The exercise: Output all records precisely as written.

Supplied records:
^^^^^^^^
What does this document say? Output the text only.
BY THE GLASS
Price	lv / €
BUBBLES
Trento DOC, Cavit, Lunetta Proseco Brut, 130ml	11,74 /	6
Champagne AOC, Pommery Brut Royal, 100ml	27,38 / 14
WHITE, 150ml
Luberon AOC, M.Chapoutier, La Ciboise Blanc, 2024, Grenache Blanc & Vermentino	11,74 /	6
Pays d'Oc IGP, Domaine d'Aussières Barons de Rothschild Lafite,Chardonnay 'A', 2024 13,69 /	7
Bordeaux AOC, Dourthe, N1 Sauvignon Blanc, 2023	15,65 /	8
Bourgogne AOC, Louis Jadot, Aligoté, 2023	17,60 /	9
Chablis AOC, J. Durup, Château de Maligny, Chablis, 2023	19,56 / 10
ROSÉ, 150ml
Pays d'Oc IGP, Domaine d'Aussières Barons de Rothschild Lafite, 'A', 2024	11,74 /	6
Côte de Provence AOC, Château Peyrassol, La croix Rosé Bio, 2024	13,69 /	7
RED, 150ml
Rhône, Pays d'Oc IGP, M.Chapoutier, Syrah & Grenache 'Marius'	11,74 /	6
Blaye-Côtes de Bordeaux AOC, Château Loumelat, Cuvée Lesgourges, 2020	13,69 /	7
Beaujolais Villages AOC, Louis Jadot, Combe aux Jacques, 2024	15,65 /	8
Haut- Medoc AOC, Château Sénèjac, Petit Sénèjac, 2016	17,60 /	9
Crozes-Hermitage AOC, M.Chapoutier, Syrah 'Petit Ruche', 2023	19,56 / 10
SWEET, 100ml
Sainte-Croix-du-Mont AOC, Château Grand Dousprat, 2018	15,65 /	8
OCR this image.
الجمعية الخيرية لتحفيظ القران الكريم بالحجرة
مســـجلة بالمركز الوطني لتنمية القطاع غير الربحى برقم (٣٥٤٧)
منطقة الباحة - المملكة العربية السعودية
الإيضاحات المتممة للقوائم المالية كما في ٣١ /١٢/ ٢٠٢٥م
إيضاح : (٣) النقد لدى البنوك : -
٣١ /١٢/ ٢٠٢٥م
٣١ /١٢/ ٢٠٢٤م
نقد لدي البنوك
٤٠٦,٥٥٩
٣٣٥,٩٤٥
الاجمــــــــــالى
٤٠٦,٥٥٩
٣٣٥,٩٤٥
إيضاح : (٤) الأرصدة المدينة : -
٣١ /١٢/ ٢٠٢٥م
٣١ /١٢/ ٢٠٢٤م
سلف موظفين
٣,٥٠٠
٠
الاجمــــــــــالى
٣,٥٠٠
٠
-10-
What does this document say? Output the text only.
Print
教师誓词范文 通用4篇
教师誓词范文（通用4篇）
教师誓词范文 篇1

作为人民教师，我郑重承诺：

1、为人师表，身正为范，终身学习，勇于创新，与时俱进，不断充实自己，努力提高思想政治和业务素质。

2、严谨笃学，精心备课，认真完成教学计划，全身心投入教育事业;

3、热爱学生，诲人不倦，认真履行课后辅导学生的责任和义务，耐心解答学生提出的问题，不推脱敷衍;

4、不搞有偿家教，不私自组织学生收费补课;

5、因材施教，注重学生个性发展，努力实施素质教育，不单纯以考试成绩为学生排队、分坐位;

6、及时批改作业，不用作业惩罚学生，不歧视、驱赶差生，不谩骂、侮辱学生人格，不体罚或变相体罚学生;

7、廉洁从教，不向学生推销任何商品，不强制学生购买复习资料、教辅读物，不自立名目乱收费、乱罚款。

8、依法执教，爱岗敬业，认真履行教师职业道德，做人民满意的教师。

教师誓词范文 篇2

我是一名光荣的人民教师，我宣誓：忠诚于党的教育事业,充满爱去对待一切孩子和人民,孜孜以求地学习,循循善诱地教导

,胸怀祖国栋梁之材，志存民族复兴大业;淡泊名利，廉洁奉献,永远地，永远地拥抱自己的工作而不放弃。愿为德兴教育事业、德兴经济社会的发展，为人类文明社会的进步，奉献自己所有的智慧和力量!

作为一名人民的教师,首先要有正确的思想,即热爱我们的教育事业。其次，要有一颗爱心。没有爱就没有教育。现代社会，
^^^^^^^^
Finished exercise:
What does this document say? Output the text only.
BY THE GLASS
Price	lv / €
BUBBLES
Trento DOC, Cavit, Lunetta Proseco Brut, 130ml	11,74 /	6
Champagne AOC, Pommery Brut Royal, 100ml	27,38 / 14
WHITE, 150ml
Luberon AOC, M.Chapoutier, La Ciboise Blanc, 2024, Grenache Blanc & Vermentino	11,74 /	6
Pays d'Oc IGP, Domaine d'Aussières Barons de Rothschild Lafite,Chardonnay 'A', 2024 13,69 /	7
Bordeaux AOC, Dourthe, N1 Sauvignon Blanc, 2023	15,65 /	8
Bourgogne AOC, Louis Jadot, Aligoté, 2023	17,60 /	9
Chablis AOC, J. Durup, Château de Maligny, Chablis, 2023	19,56 / 10
ROSÉ, 150ml
Pays d'Oc IGP, Domaine d'Aussières Barons de Rothschild Lafite, 'A', 2024	11,74 /	6
Côte de Provence AOC, Château Peyrassol, La croix Rosé Bio, 2024	13,69 /	7
RED, 150ml
Rhône, Pays d'Oc IGP, M.Chapoutier, Syrah & Grenache 'Marius'	11,74 /	6
Blaye-Côtes de Bordeaux AOC, Château Loumelat, Cuvée Lesgourges, 2020	13,69 /	7
Beaujolais Villages AOC, Louis Jadot, Combe aux Jacques, 2024	15,65 /	8
Haut- Medoc AOC, Château Sénèjac, Petit Sénèjac, 2016	17,60 /	9
Crozes-Hermitage AOC, M.Chapoutier, Syrah 'Petit Ruche', 2023	19,56 / 10
SWEET, 100ml
Sainte-Croix-du-Mont AOC, Château Grand Dousprat, 2018	15,65 /	8
OCR this image.
الجمعية الخيرية لتحفيظ القران الكريم بالحجرة
مســـجلة بالمركز الوطني لتنمية القطاع غير الربحى برقم (٣٥٤٧)
منطقة الباحة - المملكة العربية السعودية
الإيضاحات المتممة للقوائم المالية كما في ٣١ /١٢/ ٢٠٢٥م
إيضاح : (٣) النقد لدى البنوك : -
٣١ /١٢/ ٢٠٢٥م
٣١ /١٢/ ٢٠٢٤م
نقد لدي البنوك
٤٠٦,٥٥٩
٣٣٥,٩٤٥
الاجمــــــــــالى
٤٠٦,٥٥٩
٣٣٥,٩٤٥
إيضاح : (٤) الأرصدة المدينة : -
٣١ /١٢/ ٢٠٢٥م
٣١ /١٢/ ٢٠٢٤م
سلف موظفين
٣,٥٠٠
٠
الاجمــــــــــالى
٣,٥٠٠
٠
-10-
What does this document say? Output the text only.
Print
教师誓词范文 通用4篇
教师誓词范文（通用4篇）
教师誓词范文 篇1

作为人民教师，我郑重承诺：

1、为人师表，身正为范，终身学习，勇于创新，与时俱进，不断充实自己，努力提高思想政治和业务素质。

2、严谨笃学，精心备课，认真完成教学计划，全身心投入教育事业;

3、热爱学生，诲人不倦，认真履行课后辅导学生的责任和义务，耐心解答学生提出的问题，不推脱敷衍;

4、不搞有偿家教，不私自组织学生收费补课;

5、因材施教，注重学生个性发展，努力实施素质教育，不单纯以考试成绩为学生排队、分坐位;

6、及时批改作业，不用作业惩罚学生，不歧视、驱赶差生，不谩骂、侮辱学生人格，不体罚或变相体罚学生;

7、廉洁从教，不向学生推销任何商品，不强制学生购买复习资料、教辅读物，不自立名目乱收费、乱罚款。

8、依法执教，爱岗敬业，认真履行教师职业道德，做人民满意的教师。

教师誓词范文 篇2

我是一名光荣的人民教师，我宣誓：忠诚于党的教育事业,充满爱去对待一切孩子和人民,孜孜以求地学习,循循善诱地教导

,胸怀祖国栋梁之材，志存民族复兴大业;淡泊名利，廉洁奉献,永远地，永远地拥抱自己的工作而不放弃。愿为德兴教育事业、德兴经济社会的发展，为人类文明社会的进步，奉献自己所有的智慧和力量!

作为一名人民的教师,首先要有正确的思想,即热爱我们的教育事业。其次，要有一颗爱心。没有爱就没有教育。现代社会，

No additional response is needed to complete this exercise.